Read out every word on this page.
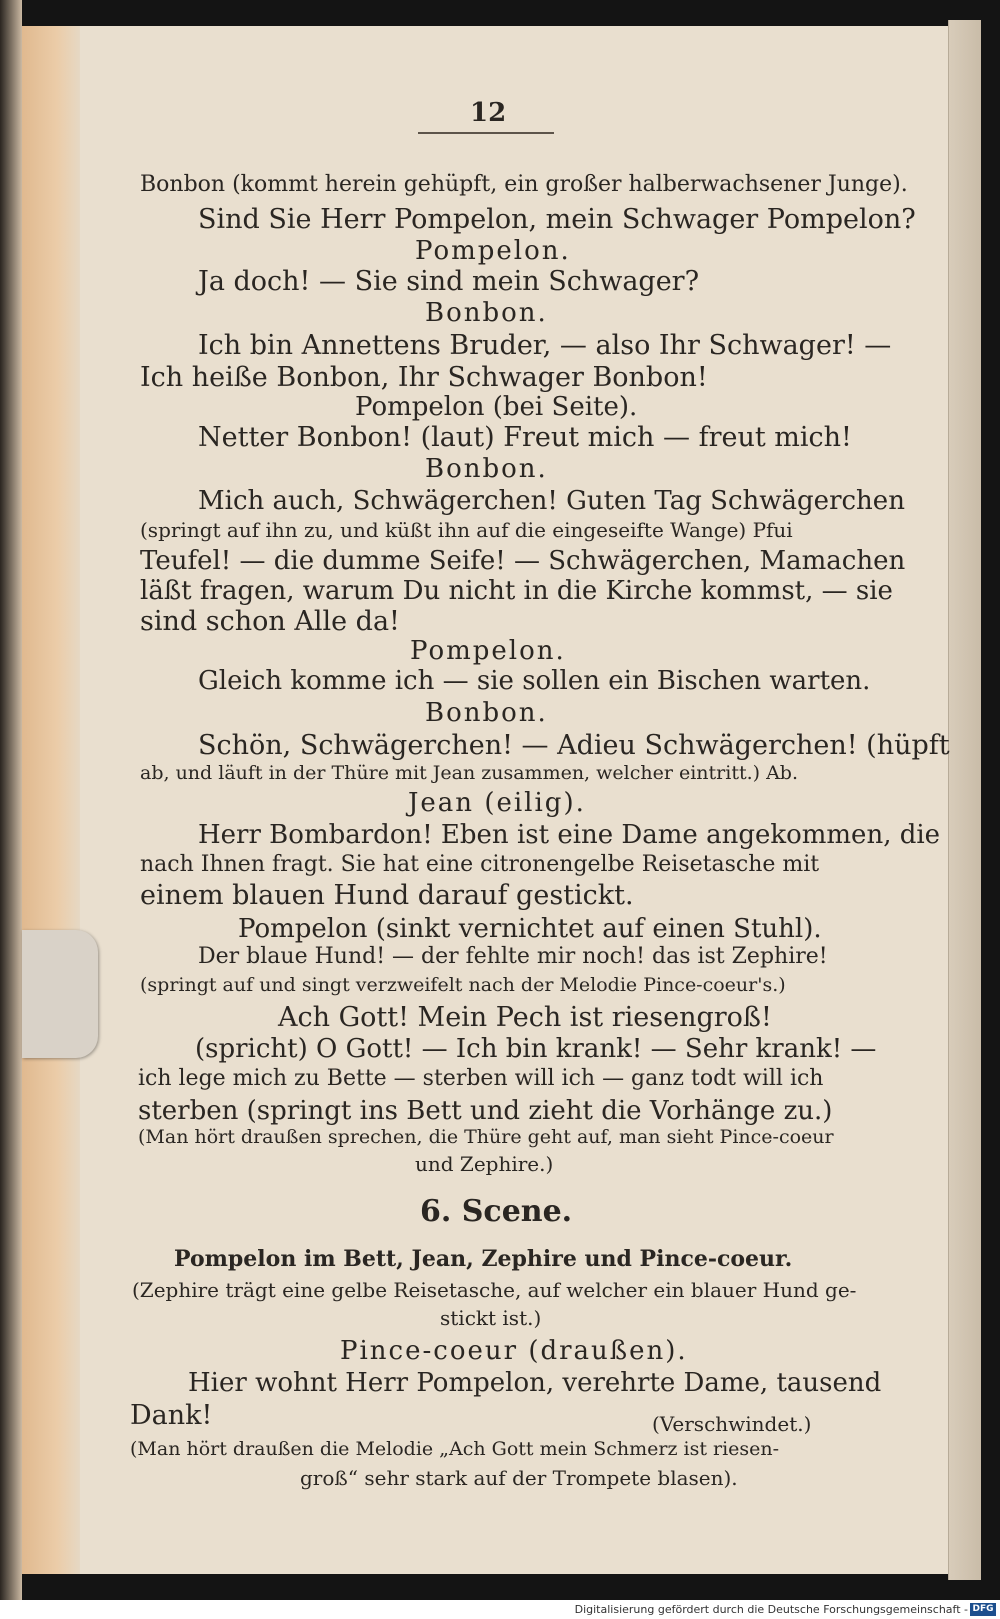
12
Bonbon (kommt herein gehüpft, ein großer halberwachsener Junge).
Sind Sie Herr Pompelon, mein Schwager Pompelon?
Pompelon.
Ja doch! — Sie sind mein Schwager?
Bonbon.
Ich bin Annettens Bruder, — also Ihr Schwager! —
Ich heiße Bonbon, Ihr Schwager Bonbon!
Pompelon (bei Seite).
Netter Bonbon! (laut) Freut mich — freut mich!
Bonbon.
Mich auch, Schwägerchen! Guten Tag Schwägerchen
(springt auf ihn zu, und küßt ihn auf die eingeseifte Wange) Pfui
Teufel! — die dumme Seife! — Schwägerchen, Mamachen
läßt fragen, warum Du nicht in die Kirche kommst, — sie
sind schon Alle da!
Pompelon.
Gleich komme ich — sie sollen ein Bischen warten.
Bonbon.
Schön, Schwägerchen! — Adieu Schwägerchen! (hüpft
ab, und läuft in der Thüre mit Jean zusammen, welcher eintritt.) Ab.
Jean (eilig).
Herr Bombardon! Eben ist eine Dame angekommen, die
nach Ihnen fragt. Sie hat eine citronengelbe Reisetasche mit
einem blauen Hund darauf gestickt.
Pompelon (sinkt vernichtet auf einen Stuhl).
Der blaue Hund! — der fehlte mir noch! das ist Zephire!
(springt auf und singt verzweifelt nach der Melodie Pince-coeur's.)
Ach Gott! Mein Pech ist riesengroß!
(spricht) O Gott! — Ich bin krank! — Sehr krank! —
ich lege mich zu Bette — sterben will ich — ganz todt will ich
sterben (springt ins Bett und zieht die Vorhänge zu.)
(Man hört draußen sprechen, die Thüre geht auf, man sieht Pince-coeur
und Zephire.)
6. Scene.
Pompelon im Bett, Jean, Zephire und Pince-coeur.
(Zephire trägt eine gelbe Reisetasche, auf welcher ein blauer Hund ge-
stickt ist.)
Pince-coeur (draußen).
Hier wohnt Herr Pompelon, verehrte Dame, tausend
Dank!	(Verschwindet.)
(Man hört draußen die Melodie „Ach Gott mein Schmerz ist riesen-
groß“ sehr stark auf der Trompete blasen).
Digitalisierung gefördert durch die Deutsche Forschungsgemeinschaft - DFG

→ Short task:
Which lines hold the word "Schwägerchen"? Return all of them from the records above.

→ Output:
Mich auch, Schwägerchen! Guten Tag Schwägerchen
Teufel! — die dumme Seife! — Schwägerchen, Mamachen
Schön, Schwägerchen! — Adieu Schwägerchen! (hüpft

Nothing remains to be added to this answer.